* **Instruction**
Keep the images out and copy every entry below exactly.

* **Records shown**

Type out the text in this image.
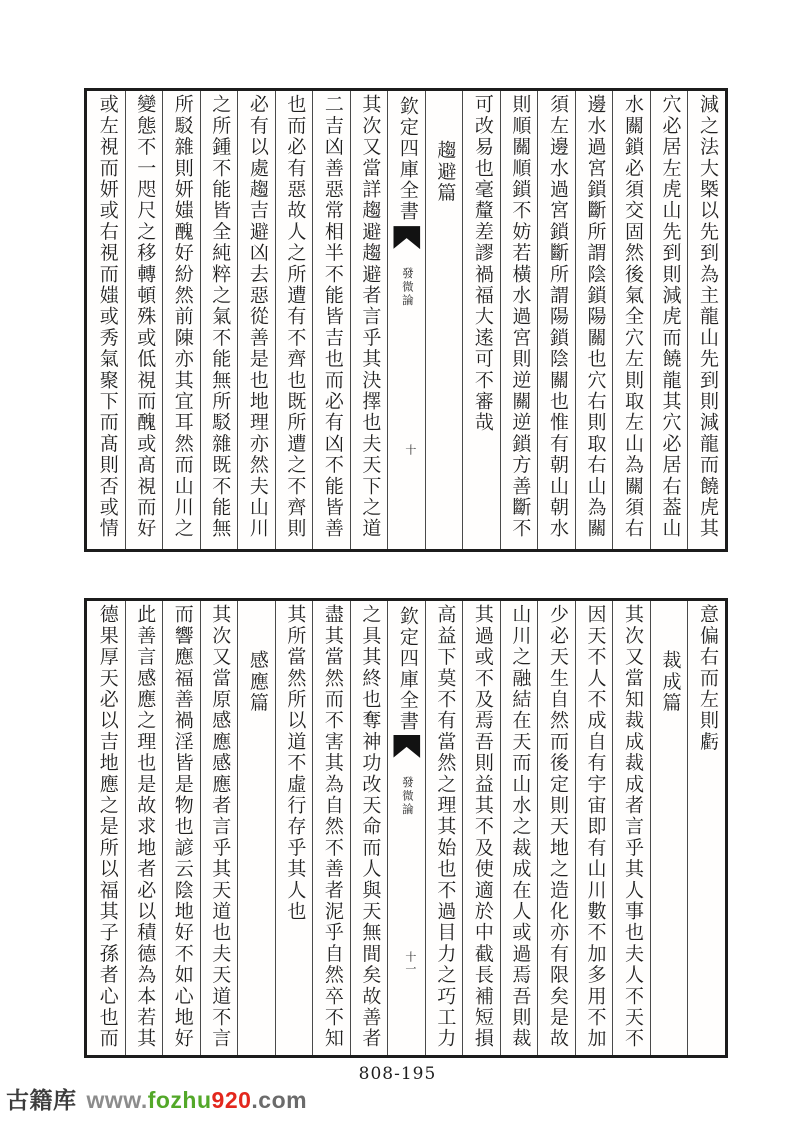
減之法大槩以先到為主龍山先到則減龍而饒虎其
穴必居左虎山先到則減虎而饒龍其穴必居右葢山
水關鎖必須交固然後氣全穴左則取左山為關須右
邊水過宮鎖斷所謂陰鎖陽關也穴右則取右山為關
須左邊水過宮鎖斷所謂陽鎖陰關也惟有朝山朝水
則順關順鎖不妨若橫水過宮則逆關逆鎖方善斷不
可改易也毫釐差謬禍福大逺可不審哉
趨避篇
欽定四庫全書
發微論
十
其次又當詳趨避趨避者言乎其決擇也夫天下之道
二吉凶善惡常相半不能皆吉也而必有凶不能皆善
也而必有惡故人之所遭有不齊也既所遭之不齊則
必有以處趨吉避凶去惡從善是也地理亦然夫山川
之所鍾不能皆全純粹之氣不能無所駁雜既不能無
所駁雜則妍媸醜好紛然前陳亦其宜耳然而山川之
變態不一咫尺之移轉頓殊或低視而醜或髙視而好
或左視而妍或右視而媸或秀氣聚下而髙則否或情
意偏右而左則虧
裁成篇
其次又當知裁成裁成者言乎其人事也夫人不天不
因天不人不成自有宇宙即有山川數不加多用不加
少必天生自然而後定則天地之造化亦有限矣是故
山川之融結在天而山水之裁成在人或過焉吾則裁
其過或不及焉吾則益其不及使適於中截長補短損
高益下莫不有當然之理其始也不過目力之巧工力
欽定四庫全書
發微論
十一
之具其終也奪神功改天命而人與天無間矣故善者
盡其當然而不害其為自然不善者泥乎自然卒不知
其所當然所以道不虛行存乎其人也
感應篇
其次又當原感應感應者言乎其天道也夫天道不言
而響應福善禍淫皆是物也諺云陰地好不如心地好
此善言感應之理也是故求地者必以積德為本若其
德果厚天必以吉地應之是所以福其子孫者心也而
808-195
古籍库 www.fozhu920.com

* **Finished answer**
Type out the text in this image.
減之法大槩以先到為主龍山先到則減龍而饒虎其
穴必居左虎山先到則減虎而饒龍其穴必居右葢山
水關鎖必須交固然後氣全穴左則取左山為關須右
邊水過宮鎖斷所謂陰鎖陽關也穴右則取右山為關
須左邊水過宮鎖斷所謂陽鎖陰關也惟有朝山朝水
則順關順鎖不妨若橫水過宮則逆關逆鎖方善斷不
可改易也毫釐差謬禍福大逺可不審哉
趨避篇
欽定四庫全書
發微論
十
其次又當詳趨避趨避者言乎其決擇也夫天下之道
二吉凶善惡常相半不能皆吉也而必有凶不能皆善
也而必有惡故人之所遭有不齊也既所遭之不齊則
必有以處趨吉避凶去惡從善是也地理亦然夫山川
之所鍾不能皆全純粹之氣不能無所駁雜既不能無
所駁雜則妍媸醜好紛然前陳亦其宜耳然而山川之
變態不一咫尺之移轉頓殊或低視而醜或髙視而好
或左視而妍或右視而媸或秀氣聚下而髙則否或情
意偏右而左則虧
裁成篇
其次又當知裁成裁成者言乎其人事也夫人不天不
因天不人不成自有宇宙即有山川數不加多用不加
少必天生自然而後定則天地之造化亦有限矣是故
山川之融結在天而山水之裁成在人或過焉吾則裁
其過或不及焉吾則益其不及使適於中截長補短損
高益下莫不有當然之理其始也不過目力之巧工力
欽定四庫全書
發微論
十一
之具其終也奪神功改天命而人與天無間矣故善者
盡其當然而不害其為自然不善者泥乎自然卒不知
其所當然所以道不虛行存乎其人也
感應篇
其次又當原感應感應者言乎其天道也夫天道不言
而響應福善禍淫皆是物也諺云陰地好不如心地好
此善言感應之理也是故求地者必以積德為本若其
德果厚天必以吉地應之是所以福其子孫者心也而
808-195
古籍库 www.fozhu920.com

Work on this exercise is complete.